Data in this exercise:
+++

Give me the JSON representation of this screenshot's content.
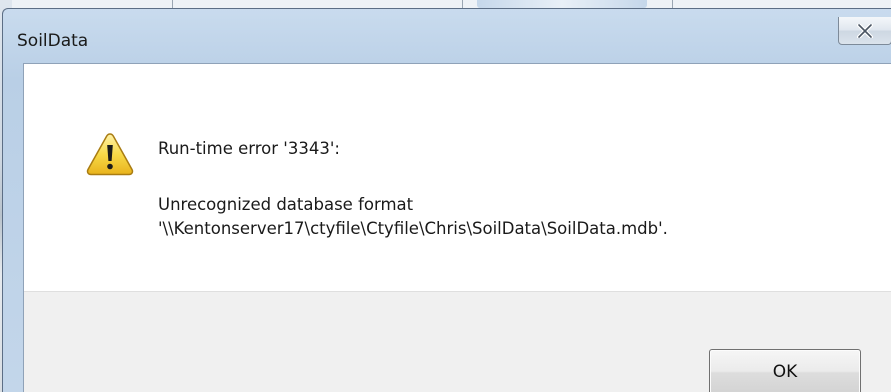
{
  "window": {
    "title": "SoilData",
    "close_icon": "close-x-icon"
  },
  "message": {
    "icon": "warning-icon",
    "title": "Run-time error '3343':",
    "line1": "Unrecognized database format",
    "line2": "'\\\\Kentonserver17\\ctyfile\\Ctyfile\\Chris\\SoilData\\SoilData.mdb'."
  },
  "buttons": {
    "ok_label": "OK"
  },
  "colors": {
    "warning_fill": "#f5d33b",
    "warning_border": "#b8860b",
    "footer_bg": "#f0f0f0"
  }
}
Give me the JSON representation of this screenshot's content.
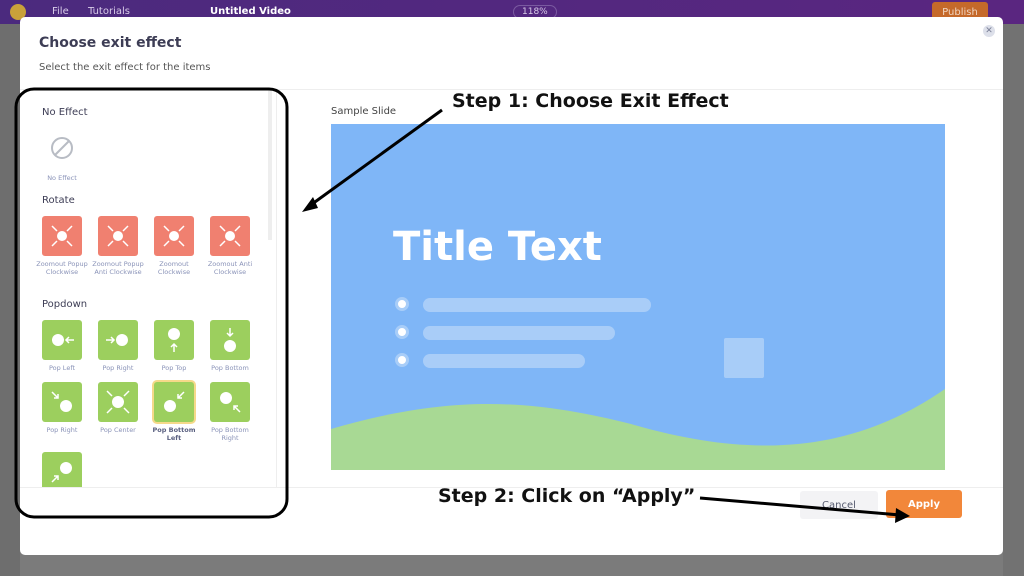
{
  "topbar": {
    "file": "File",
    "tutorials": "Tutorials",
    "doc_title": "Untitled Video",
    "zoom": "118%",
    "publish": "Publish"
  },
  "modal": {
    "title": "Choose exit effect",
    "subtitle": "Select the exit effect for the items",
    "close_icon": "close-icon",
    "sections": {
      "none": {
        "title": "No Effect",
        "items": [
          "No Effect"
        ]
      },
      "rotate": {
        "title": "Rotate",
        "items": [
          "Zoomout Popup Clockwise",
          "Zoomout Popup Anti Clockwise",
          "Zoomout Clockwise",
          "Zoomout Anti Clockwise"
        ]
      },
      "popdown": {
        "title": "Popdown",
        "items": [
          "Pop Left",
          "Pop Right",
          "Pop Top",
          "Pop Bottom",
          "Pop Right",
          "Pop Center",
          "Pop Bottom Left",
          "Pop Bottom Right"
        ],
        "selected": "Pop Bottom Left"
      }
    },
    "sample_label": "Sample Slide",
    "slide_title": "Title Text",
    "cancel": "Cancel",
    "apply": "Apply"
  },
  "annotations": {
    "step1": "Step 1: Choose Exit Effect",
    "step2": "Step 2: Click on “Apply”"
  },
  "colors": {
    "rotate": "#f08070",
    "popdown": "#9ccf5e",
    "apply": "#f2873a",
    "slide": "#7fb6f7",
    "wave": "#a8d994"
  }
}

+++

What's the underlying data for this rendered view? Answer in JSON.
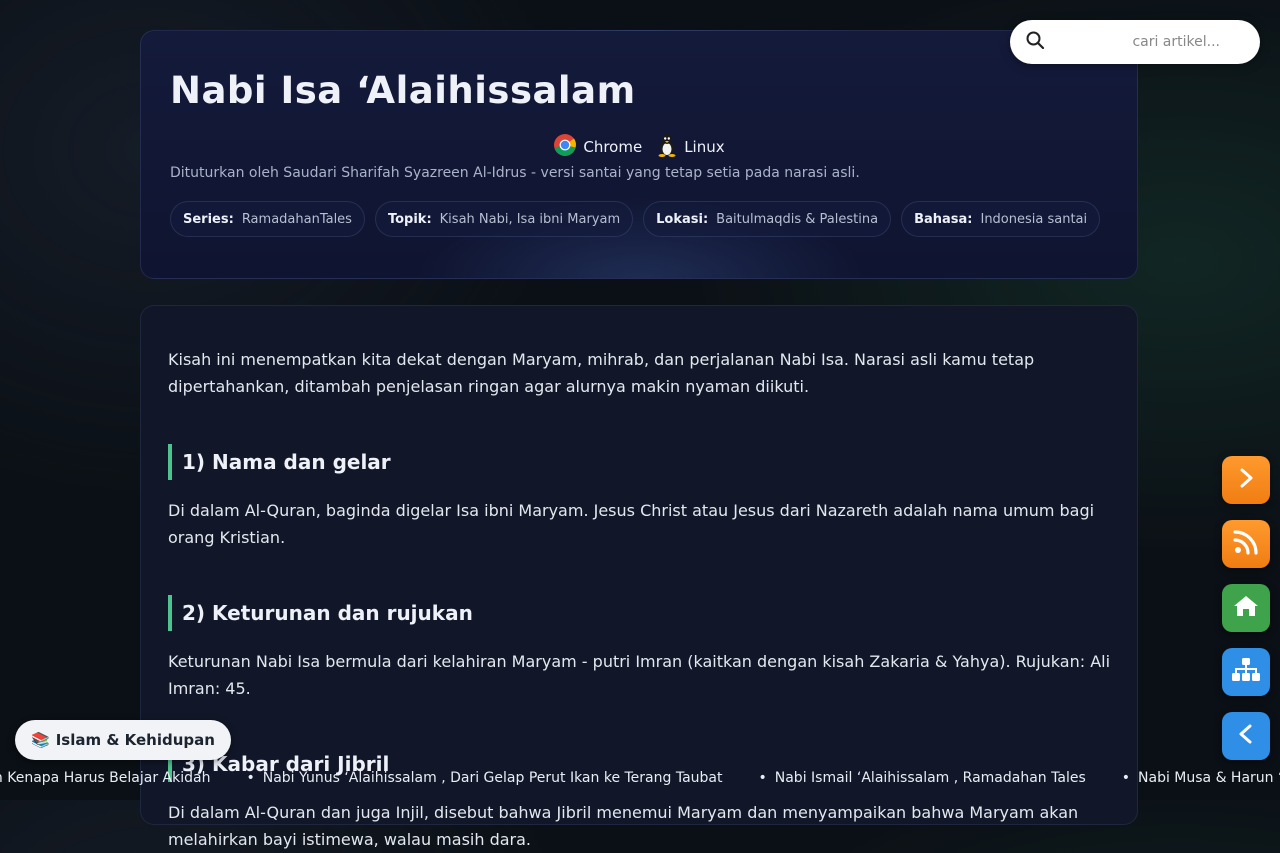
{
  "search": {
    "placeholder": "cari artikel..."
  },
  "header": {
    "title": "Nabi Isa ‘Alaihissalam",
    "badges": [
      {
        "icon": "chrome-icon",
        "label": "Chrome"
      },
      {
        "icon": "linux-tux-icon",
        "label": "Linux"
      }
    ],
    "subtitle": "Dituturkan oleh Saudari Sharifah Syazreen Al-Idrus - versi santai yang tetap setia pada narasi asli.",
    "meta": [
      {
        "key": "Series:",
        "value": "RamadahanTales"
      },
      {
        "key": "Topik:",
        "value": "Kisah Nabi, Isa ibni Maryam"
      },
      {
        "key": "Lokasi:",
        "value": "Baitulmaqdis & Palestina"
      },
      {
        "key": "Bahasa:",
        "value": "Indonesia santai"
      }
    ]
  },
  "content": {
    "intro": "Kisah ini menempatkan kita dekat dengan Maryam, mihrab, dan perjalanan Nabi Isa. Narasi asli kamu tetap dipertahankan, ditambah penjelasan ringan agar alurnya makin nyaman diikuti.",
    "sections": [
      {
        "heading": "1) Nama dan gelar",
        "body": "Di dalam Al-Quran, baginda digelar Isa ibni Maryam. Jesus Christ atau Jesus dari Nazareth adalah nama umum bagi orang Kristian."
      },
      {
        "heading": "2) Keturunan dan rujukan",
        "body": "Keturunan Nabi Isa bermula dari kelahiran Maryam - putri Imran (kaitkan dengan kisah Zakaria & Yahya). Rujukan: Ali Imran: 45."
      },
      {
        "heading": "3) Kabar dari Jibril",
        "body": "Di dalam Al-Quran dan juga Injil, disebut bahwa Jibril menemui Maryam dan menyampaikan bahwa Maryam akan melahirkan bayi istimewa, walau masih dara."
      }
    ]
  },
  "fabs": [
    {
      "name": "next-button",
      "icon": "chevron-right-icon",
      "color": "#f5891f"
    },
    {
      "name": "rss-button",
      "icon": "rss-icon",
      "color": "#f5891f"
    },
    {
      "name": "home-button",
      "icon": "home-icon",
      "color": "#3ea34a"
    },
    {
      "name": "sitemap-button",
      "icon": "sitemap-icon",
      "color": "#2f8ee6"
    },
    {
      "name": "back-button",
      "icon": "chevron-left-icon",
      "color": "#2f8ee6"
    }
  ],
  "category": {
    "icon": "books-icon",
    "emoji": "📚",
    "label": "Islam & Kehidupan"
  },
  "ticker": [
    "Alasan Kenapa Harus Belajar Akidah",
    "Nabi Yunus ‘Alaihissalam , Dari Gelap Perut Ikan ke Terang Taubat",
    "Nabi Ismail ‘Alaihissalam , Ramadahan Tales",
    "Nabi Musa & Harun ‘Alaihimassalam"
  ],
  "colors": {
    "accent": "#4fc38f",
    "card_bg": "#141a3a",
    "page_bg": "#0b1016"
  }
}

+++

Task statement: From the entries above, return each line with the word "Clockwise" in it.

Reply to the task:
          "Zoomout Popup Clockwise",
          "Zoomout Popup Anti Clockwise",
          "Zoomout Clockwise",
          "Zoomout Anti Clockwise"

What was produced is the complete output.